[Direction]:
The records below should be written out again, exactly.
* Start Record set *
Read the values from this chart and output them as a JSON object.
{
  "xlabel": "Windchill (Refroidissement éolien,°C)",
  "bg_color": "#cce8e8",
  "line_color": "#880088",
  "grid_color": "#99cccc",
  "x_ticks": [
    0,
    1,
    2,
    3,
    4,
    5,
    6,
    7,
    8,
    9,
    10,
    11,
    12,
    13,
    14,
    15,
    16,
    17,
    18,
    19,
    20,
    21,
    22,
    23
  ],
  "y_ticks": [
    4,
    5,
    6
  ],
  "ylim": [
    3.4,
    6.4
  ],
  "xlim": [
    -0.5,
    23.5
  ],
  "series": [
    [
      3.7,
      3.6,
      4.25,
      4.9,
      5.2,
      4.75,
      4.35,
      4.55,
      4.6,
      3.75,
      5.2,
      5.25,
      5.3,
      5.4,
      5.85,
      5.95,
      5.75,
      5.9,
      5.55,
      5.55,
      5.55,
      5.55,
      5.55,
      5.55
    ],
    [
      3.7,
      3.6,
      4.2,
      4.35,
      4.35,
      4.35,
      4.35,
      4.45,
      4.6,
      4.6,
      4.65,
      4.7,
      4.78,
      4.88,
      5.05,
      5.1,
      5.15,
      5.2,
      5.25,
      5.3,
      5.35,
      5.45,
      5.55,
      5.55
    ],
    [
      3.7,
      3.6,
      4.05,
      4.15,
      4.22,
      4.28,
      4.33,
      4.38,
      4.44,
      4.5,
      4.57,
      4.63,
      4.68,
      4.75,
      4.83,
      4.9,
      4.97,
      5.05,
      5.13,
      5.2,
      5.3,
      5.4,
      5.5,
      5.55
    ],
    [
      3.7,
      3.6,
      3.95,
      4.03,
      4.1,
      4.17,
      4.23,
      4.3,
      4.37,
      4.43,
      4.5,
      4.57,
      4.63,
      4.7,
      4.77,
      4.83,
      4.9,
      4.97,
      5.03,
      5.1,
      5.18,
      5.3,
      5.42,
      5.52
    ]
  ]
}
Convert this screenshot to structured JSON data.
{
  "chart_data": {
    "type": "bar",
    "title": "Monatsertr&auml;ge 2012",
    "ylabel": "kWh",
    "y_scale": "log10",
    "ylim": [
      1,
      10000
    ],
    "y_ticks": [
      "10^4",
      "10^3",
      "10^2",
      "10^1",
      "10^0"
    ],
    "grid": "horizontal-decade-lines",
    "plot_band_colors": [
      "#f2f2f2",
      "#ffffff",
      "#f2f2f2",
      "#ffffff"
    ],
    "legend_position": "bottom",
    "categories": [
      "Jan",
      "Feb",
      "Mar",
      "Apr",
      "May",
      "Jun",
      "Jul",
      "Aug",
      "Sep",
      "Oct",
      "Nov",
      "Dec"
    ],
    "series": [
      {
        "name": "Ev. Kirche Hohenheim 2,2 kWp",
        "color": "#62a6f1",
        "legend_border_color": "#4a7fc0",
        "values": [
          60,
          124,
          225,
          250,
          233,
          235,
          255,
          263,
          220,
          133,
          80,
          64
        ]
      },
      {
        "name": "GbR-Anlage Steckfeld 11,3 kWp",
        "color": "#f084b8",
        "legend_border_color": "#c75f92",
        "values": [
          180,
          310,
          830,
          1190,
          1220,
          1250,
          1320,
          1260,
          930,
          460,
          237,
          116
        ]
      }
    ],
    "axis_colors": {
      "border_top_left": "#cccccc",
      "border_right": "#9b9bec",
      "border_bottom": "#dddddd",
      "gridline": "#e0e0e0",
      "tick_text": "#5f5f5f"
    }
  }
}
* End Record set *
[Answer in full]:
Read the values from this chart and output them as a JSON object.
{
  "xlabel": "Windchill (Refroidissement éolien,°C)",
  "bg_color": "#cce8e8",
  "line_color": "#880088",
  "grid_color": "#99cccc",
  "x_ticks": [
    0,
    1,
    2,
    3,
    4,
    5,
    6,
    7,
    8,
    9,
    10,
    11,
    12,
    13,
    14,
    15,
    16,
    17,
    18,
    19,
    20,
    21,
    22,
    23
  ],
  "y_ticks": [
    4,
    5,
    6
  ],
  "ylim": [
    3.4,
    6.4
  ],
  "xlim": [
    -0.5,
    23.5
  ],
  "series": [
    [
      3.7,
      3.6,
      4.25,
      4.9,
      5.2,
      4.75,
      4.35,
      4.55,
      4.6,
      3.75,
      5.2,
      5.25,
      5.3,
      5.4,
      5.85,
      5.95,
      5.75,
      5.9,
      5.55,
      5.55,
      5.55,
      5.55,
      5.55,
      5.55
    ],
    [
      3.7,
      3.6,
      4.2,
      4.35,
      4.35,
      4.35,
      4.35,
      4.45,
      4.6,
      4.6,
      4.65,
      4.7,
      4.78,
      4.88,
      5.05,
      5.1,
      5.15,
      5.2,
      5.25,
      5.3,
      5.35,
      5.45,
      5.55,
      5.55
    ],
    [
      3.7,
      3.6,
      4.05,
      4.15,
      4.22,
      4.28,
      4.33,
      4.38,
      4.44,
      4.5,
      4.57,
      4.63,
      4.68,
      4.75,
      4.83,
      4.9,
      4.97,
      5.05,
      5.13,
      5.2,
      5.3,
      5.4,
      5.5,
      5.55
    ],
    [
      3.7,
      3.6,
      3.95,
      4.03,
      4.1,
      4.17,
      4.23,
      4.3,
      4.37,
      4.43,
      4.5,
      4.57,
      4.63,
      4.7,
      4.77,
      4.83,
      4.9,
      4.97,
      5.03,
      5.1,
      5.18,
      5.3,
      5.42,
      5.52
    ]
  ]
}
Convert this screenshot to structured JSON data.
{
  "chart_data": {
    "type": "bar",
    "title": "Monatsertr&auml;ge 2012",
    "ylabel": "kWh",
    "y_scale": "log10",
    "ylim": [
      1,
      10000
    ],
    "y_ticks": [
      "10^4",
      "10^3",
      "10^2",
      "10^1",
      "10^0"
    ],
    "grid": "horizontal-decade-lines",
    "plot_band_colors": [
      "#f2f2f2",
      "#ffffff",
      "#f2f2f2",
      "#ffffff"
    ],
    "legend_position": "bottom",
    "categories": [
      "Jan",
      "Feb",
      "Mar",
      "Apr",
      "May",
      "Jun",
      "Jul",
      "Aug",
      "Sep",
      "Oct",
      "Nov",
      "Dec"
    ],
    "series": [
      {
        "name": "Ev. Kirche Hohenheim 2,2 kWp",
        "color": "#62a6f1",
        "legend_border_color": "#4a7fc0",
        "values": [
          60,
          124,
          225,
          250,
          233,
          235,
          255,
          263,
          220,
          133,
          80,
          64
        ]
      },
      {
        "name": "GbR-Anlage Steckfeld 11,3 kWp",
        "color": "#f084b8",
        "legend_border_color": "#c75f92",
        "values": [
          180,
          310,
          830,
          1190,
          1220,
          1250,
          1320,
          1260,
          930,
          460,
          237,
          116
        ]
      }
    ],
    "axis_colors": {
      "border_top_left": "#cccccc",
      "border_right": "#9b9bec",
      "border_bottom": "#dddddd",
      "gridline": "#e0e0e0",
      "tick_text": "#5f5f5f"
    }
  }
}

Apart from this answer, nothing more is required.